Extracted records:

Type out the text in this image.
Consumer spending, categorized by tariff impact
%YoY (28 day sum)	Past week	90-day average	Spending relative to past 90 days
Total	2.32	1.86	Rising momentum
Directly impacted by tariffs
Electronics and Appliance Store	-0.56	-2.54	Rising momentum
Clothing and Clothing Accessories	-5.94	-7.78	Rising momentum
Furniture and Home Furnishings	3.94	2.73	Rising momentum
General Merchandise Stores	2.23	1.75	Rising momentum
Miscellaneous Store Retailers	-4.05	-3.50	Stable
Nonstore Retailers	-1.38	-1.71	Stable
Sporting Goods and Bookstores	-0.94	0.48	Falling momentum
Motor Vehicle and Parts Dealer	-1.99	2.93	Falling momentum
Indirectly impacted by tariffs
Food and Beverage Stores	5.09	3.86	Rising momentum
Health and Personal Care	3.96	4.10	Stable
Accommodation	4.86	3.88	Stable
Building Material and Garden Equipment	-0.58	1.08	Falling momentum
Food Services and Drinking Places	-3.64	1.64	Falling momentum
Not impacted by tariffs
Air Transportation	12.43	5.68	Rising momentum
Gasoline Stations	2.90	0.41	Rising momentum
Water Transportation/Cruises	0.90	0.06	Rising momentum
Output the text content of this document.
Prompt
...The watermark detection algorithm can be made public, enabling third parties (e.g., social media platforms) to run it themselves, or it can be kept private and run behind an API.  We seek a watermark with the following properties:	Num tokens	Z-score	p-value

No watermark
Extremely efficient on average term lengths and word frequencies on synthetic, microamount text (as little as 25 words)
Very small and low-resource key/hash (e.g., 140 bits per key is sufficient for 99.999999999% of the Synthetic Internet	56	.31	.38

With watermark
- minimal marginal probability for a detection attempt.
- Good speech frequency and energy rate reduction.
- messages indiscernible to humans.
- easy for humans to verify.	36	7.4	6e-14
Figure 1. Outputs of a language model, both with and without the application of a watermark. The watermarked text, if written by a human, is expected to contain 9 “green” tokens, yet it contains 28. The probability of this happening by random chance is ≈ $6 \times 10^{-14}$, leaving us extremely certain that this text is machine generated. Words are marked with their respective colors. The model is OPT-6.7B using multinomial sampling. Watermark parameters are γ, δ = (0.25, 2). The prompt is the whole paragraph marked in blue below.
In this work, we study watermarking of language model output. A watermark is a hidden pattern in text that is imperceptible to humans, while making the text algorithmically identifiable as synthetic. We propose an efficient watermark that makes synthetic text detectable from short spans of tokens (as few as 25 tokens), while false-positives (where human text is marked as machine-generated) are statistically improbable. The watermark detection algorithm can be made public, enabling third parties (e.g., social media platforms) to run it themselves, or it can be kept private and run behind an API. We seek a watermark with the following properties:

Problem requirements: Output every line above without altering anything.

Solution:
Type out the text in this image.
Consumer spending, categorized by tariff impact
%YoY (28 day sum)	Past week	90-day average	Spending relative to past 90 days
Total	2.32	1.86	Rising momentum
Directly impacted by tariffs
Electronics and Appliance Store	-0.56	-2.54	Rising momentum
Clothing and Clothing Accessories	-5.94	-7.78	Rising momentum
Furniture and Home Furnishings	3.94	2.73	Rising momentum
General Merchandise Stores	2.23	1.75	Rising momentum
Miscellaneous Store Retailers	-4.05	-3.50	Stable
Nonstore Retailers	-1.38	-1.71	Stable
Sporting Goods and Bookstores	-0.94	0.48	Falling momentum
Motor Vehicle and Parts Dealer	-1.99	2.93	Falling momentum
Indirectly impacted by tariffs
Food and Beverage Stores	5.09	3.86	Rising momentum
Health and Personal Care	3.96	4.10	Stable
Accommodation	4.86	3.88	Stable
Building Material and Garden Equipment	-0.58	1.08	Falling momentum
Food Services and Drinking Places	-3.64	1.64	Falling momentum
Not impacted by tariffs
Air Transportation	12.43	5.68	Rising momentum
Gasoline Stations	2.90	0.41	Rising momentum
Water Transportation/Cruises	0.90	0.06	Rising momentum
Output the text content of this document.
Prompt
...The watermark detection algorithm can be made public, enabling third parties (e.g., social media platforms) to run it themselves, or it can be kept private and run behind an API.  We seek a watermark with the following properties:	Num tokens	Z-score	p-value

No watermark
Extremely efficient on average term lengths and word frequencies on synthetic, microamount text (as little as 25 words)
Very small and low-resource key/hash (e.g., 140 bits per key is sufficient for 99.999999999% of the Synthetic Internet	56	.31	.38

With watermark
- minimal marginal probability for a detection attempt.
- Good speech frequency and energy rate reduction.
- messages indiscernible to humans.
- easy for humans to verify.	36	7.4	6e-14
Figure 1. Outputs of a language model, both with and without the application of a watermark. The watermarked text, if written by a human, is expected to contain 9 “green” tokens, yet it contains 28. The probability of this happening by random chance is ≈ $6 \times 10^{-14}$, leaving us extremely certain that this text is machine generated. Words are marked with their respective colors. The model is OPT-6.7B using multinomial sampling. Watermark parameters are γ, δ = (0.25, 2). The prompt is the whole paragraph marked in blue below.
In this work, we study watermarking of language model output. A watermark is a hidden pattern in text that is imperceptible to humans, while making the text algorithmically identifiable as synthetic. We propose an efficient watermark that makes synthetic text detectable from short spans of tokens (as few as 25 tokens), while false-positives (where human text is marked as machine-generated) are statistically improbable. The watermark detection algorithm can be made public, enabling third parties (e.g., social media platforms) to run it themselves, or it can be kept private and run behind an API. We seek a watermark with the following properties:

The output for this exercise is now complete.